Reply with one number: the count of lines in the data that hold the string "coordinate".

※ ※ ※

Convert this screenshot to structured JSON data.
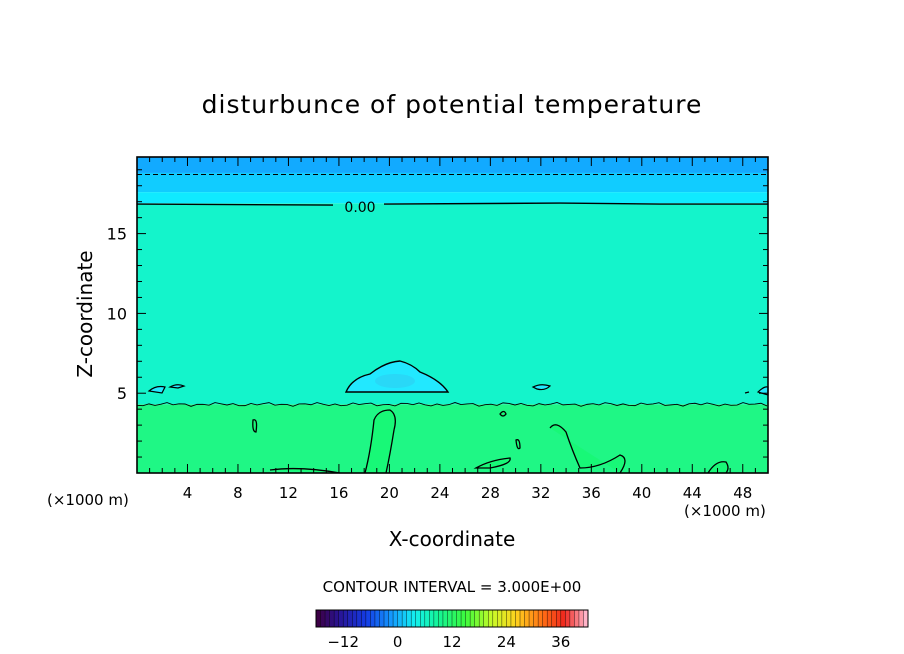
{
  "chart_data": {
    "type": "heatmap",
    "title": "disturbunce of potential temperature",
    "xlabel": "X-coordinate",
    "ylabel": "Z-coordinate",
    "x_unit_left": "(×1000 m)",
    "x_unit_right": "(×1000 m)",
    "xlim": [
      0,
      50
    ],
    "ylim": [
      0,
      19.8
    ],
    "x_ticks": [
      4,
      8,
      12,
      16,
      20,
      24,
      28,
      32,
      36,
      40,
      44,
      48
    ],
    "y_ticks": [
      5,
      10,
      15
    ],
    "contour_label": "0.00",
    "contour_interval_text": "CONTOUR INTERVAL = 3.000E+00",
    "colorbar": {
      "min": -18,
      "max": 42,
      "tick_values": [
        -12,
        0,
        12,
        24,
        36
      ],
      "tick_labels": [
        "−12",
        "0",
        "12",
        "24",
        "36"
      ]
    },
    "layers": [
      {
        "z_bottom": 18.8,
        "z_top": 19.8,
        "color": "#12aaff"
      },
      {
        "z_bottom": 17.6,
        "z_top": 18.8,
        "color": "#11ccff"
      },
      {
        "z_bottom": 16.9,
        "z_top": 17.6,
        "color": "#10eaff"
      },
      {
        "z_bottom": 4.3,
        "z_top": 16.9,
        "color": "#14f4cb"
      },
      {
        "z_bottom": 0,
        "z_top": 4.3,
        "color": "#1ff785"
      }
    ],
    "colors": {
      "frame": "#000000",
      "warm_blob": "#22e8ff",
      "dark_patch": "#12fa6a"
    }
  }
}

※ ※ ※

Expected answer: 2